- **Task prompt**
Show all lines holding the string "that".

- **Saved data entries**
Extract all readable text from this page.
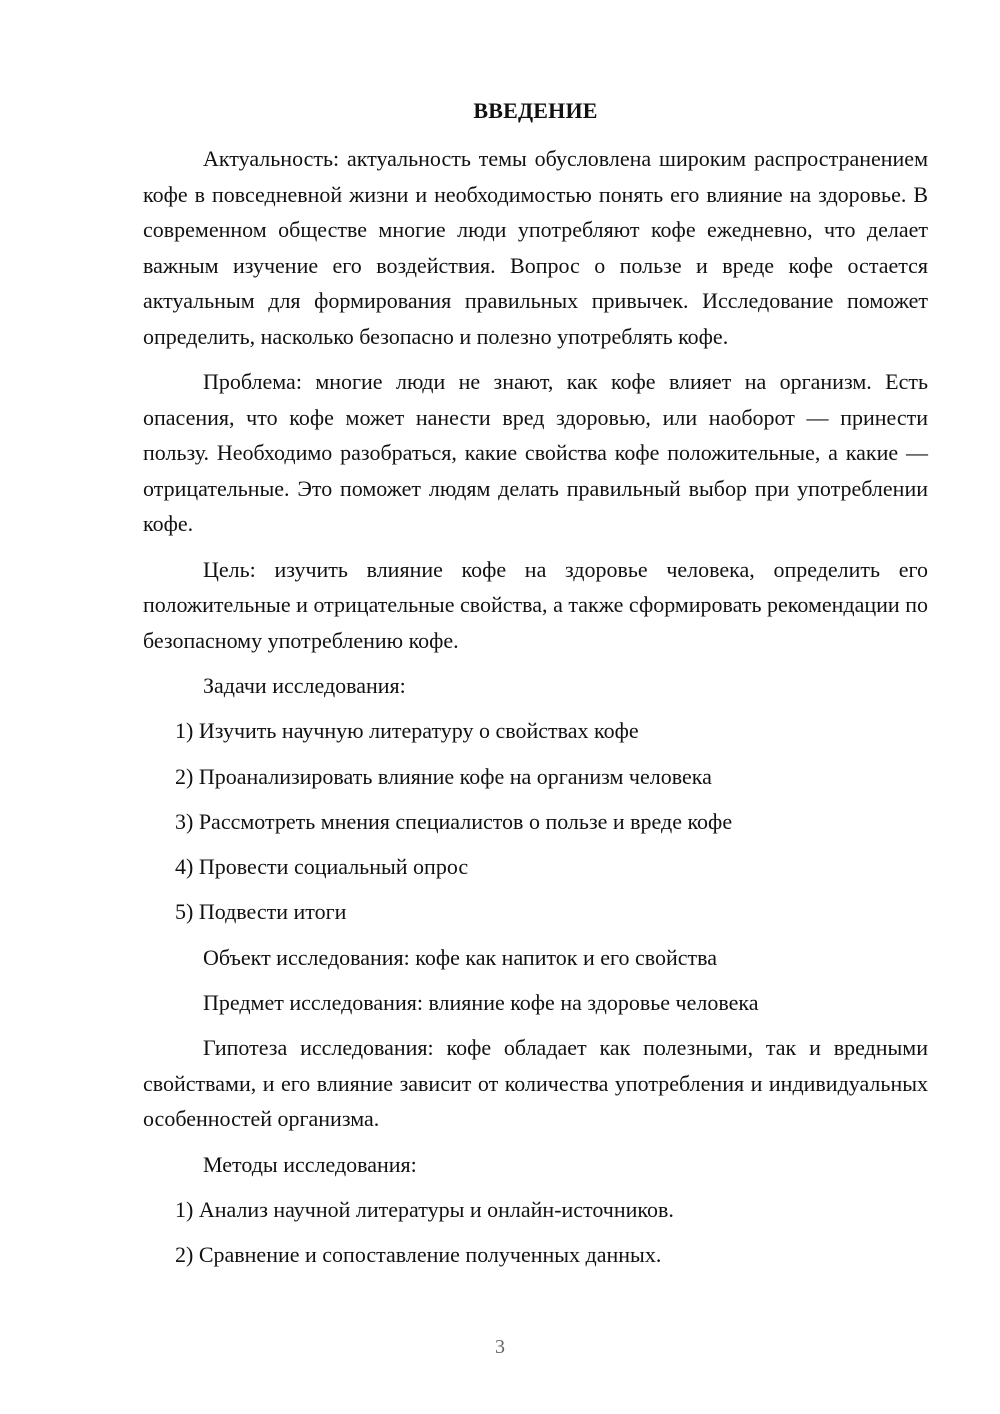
ВВЕДЕНИЕ

Актуальность: актуальность темы обусловлена широким распространением кофе в повседневной жизни и необходимостью понять его влияние на здоровье. В современном обществе многие люди употребляют кофе ежедневно, что делает важным изучение его воздействия. Вопрос о пользе и вреде кофе остается актуальным для формирования правильных привычек. Исследование поможет определить, насколько безопасно и полезно употреблять кофе.

Проблема: многие люди не знают, как кофе влияет на организм. Есть опасения, что кофе может нанести вред здоровью, или наоборот — принести пользу. Необходимо разобраться, какие свойства кофе положительные, а какие — отрицательные. Это поможет людям делать правильный выбор при употреблении кофе.

Цель: изучить влияние кофе на здоровье человека, определить его положительные и отрицательные свойства, а также сформировать рекомендации по безопасному употреблению кофе.

Задачи исследования:

1) Изучить научную литературу о свойствах кофе

2) Проанализировать влияние кофе на организм человека

3) Рассмотреть мнения специалистов о пользе и вреде кофе

4) Провести социальный опрос

5) Подвести итоги

Объект исследования: кофе как напиток и его свойства

Предмет исследования: влияние кофе на здоровье человека

Гипотеза исследования: кофе обладает как полезными, так и вредными свойствами, и его влияние зависит от количества употребления и индивидуальных особенностей организма.

Методы исследования:

1) Анализ научной литературы и онлайн-источников.

2) Сравнение и сопоставление полученных данных.

3
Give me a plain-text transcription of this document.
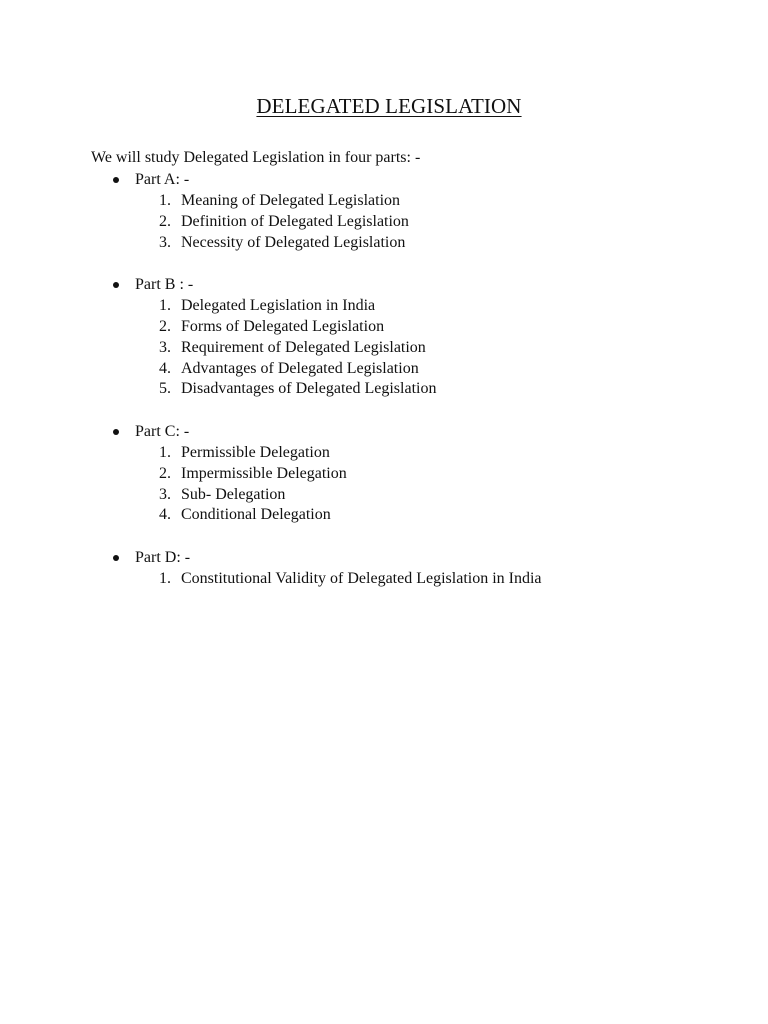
DELEGATED LEGISLATION

We will study Delegated Legislation in four parts: -

Part A: -
1. Meaning of Delegated Legislation
2. Definition of Delegated Legislation
3. Necessity of Delegated Legislation
Part B : -
1. Delegated Legislation in India
2. Forms of Delegated Legislation
3. Requirement of Delegated Legislation
4. Advantages of Delegated Legislation
5. Disadvantages of Delegated Legislation
Part C: -
1. Permissible Delegation
2. Impermissible Delegation
3. Sub- Delegation
4. Conditional Delegation
Part D: -
1. Constitutional Validity of Delegated Legislation in India
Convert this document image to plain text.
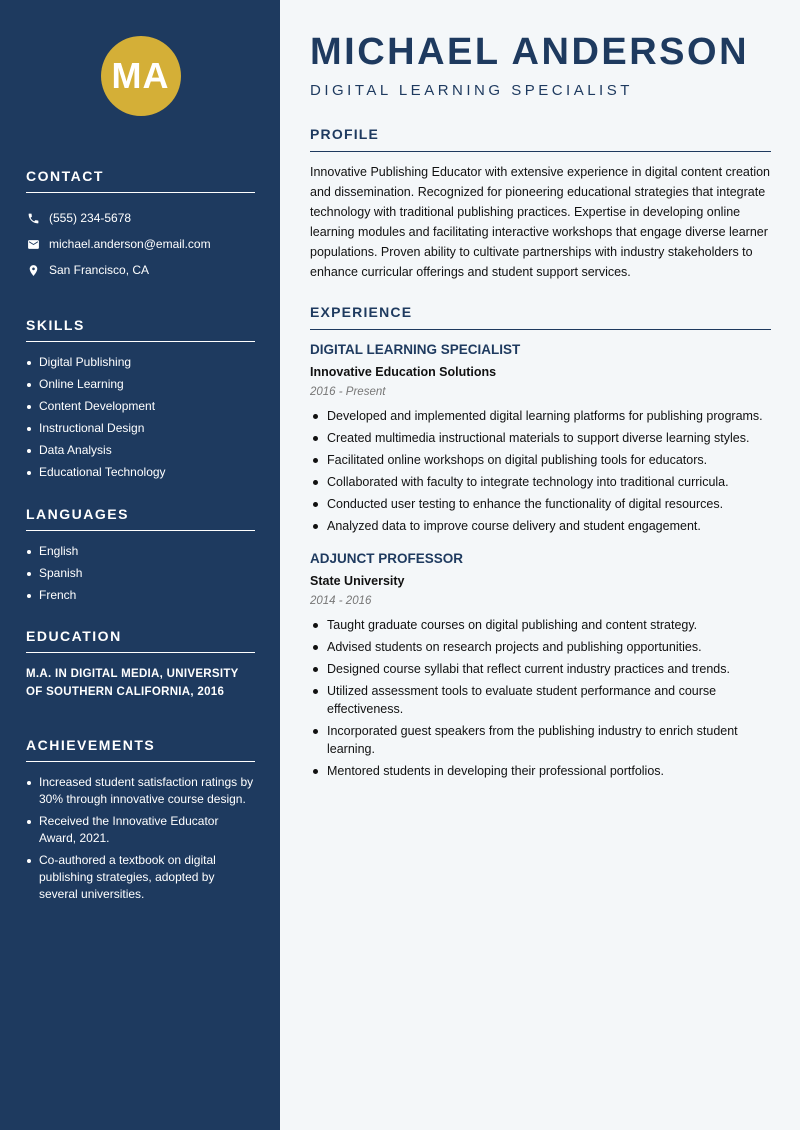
MA
CONTACT
(555) 234-5678
michael.anderson@email.com
San Francisco, CA
SKILLS
Digital Publishing
Online Learning
Content Development
Instructional Design
Data Analysis
Educational Technology
LANGUAGES
English
Spanish
French
EDUCATION
M.A. IN DIGITAL MEDIA, UNIVERSITY OF SOUTHERN CALIFORNIA, 2016
ACHIEVEMENTS
Increased student satisfaction ratings by 30% through innovative course design.
Received the Innovative Educator Award, 2021.
Co-authored a textbook on digital publishing strategies, adopted by several universities.
MICHAEL ANDERSON
DIGITAL LEARNING SPECIALIST
PROFILE

Innovative Publishing Educator with extensive experience in digital content creation and dissemination. Recognized for pioneering educational strategies that integrate technology with traditional publishing practices. Expertise in developing online learning modules and facilitating interactive workshops that engage diverse learner populations. Proven ability to cultivate partnerships with industry stakeholders to enhance curricular offerings and student support services.

EXPERIENCE
DIGITAL LEARNING SPECIALIST
Innovative Education Solutions
2016 - Present
Developed and implemented digital learning platforms for publishing programs.
Created multimedia instructional materials to support diverse learning styles.
Facilitated online workshops on digital publishing tools for educators.
Collaborated with faculty to integrate technology into traditional curricula.
Conducted user testing to enhance the functionality of digital resources.
Analyzed data to improve course delivery and student engagement.
ADJUNCT PROFESSOR
State University
2014 - 2016
Taught graduate courses on digital publishing and content strategy.
Advised students on research projects and publishing opportunities.
Designed course syllabi that reflect current industry practices and trends.
Utilized assessment tools to evaluate student performance and course effectiveness.
Incorporated guest speakers from the publishing industry to enrich student learning.
Mentored students in developing their professional portfolios.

- **Exercise result**
Innovative Publishing Educator with extensive experience in digital content creation and dissemination. Recognized for pioneering educational strategies that integrate technology with traditional publishing practices. Expertise in developing online learning modules and facilitating interactive workshops that engage diverse learner populations. Proven ability to cultivate partnerships with industry stakeholders to enhance curricular offerings and student support services.
Designed course syllabi that reflect current industry practices and trends.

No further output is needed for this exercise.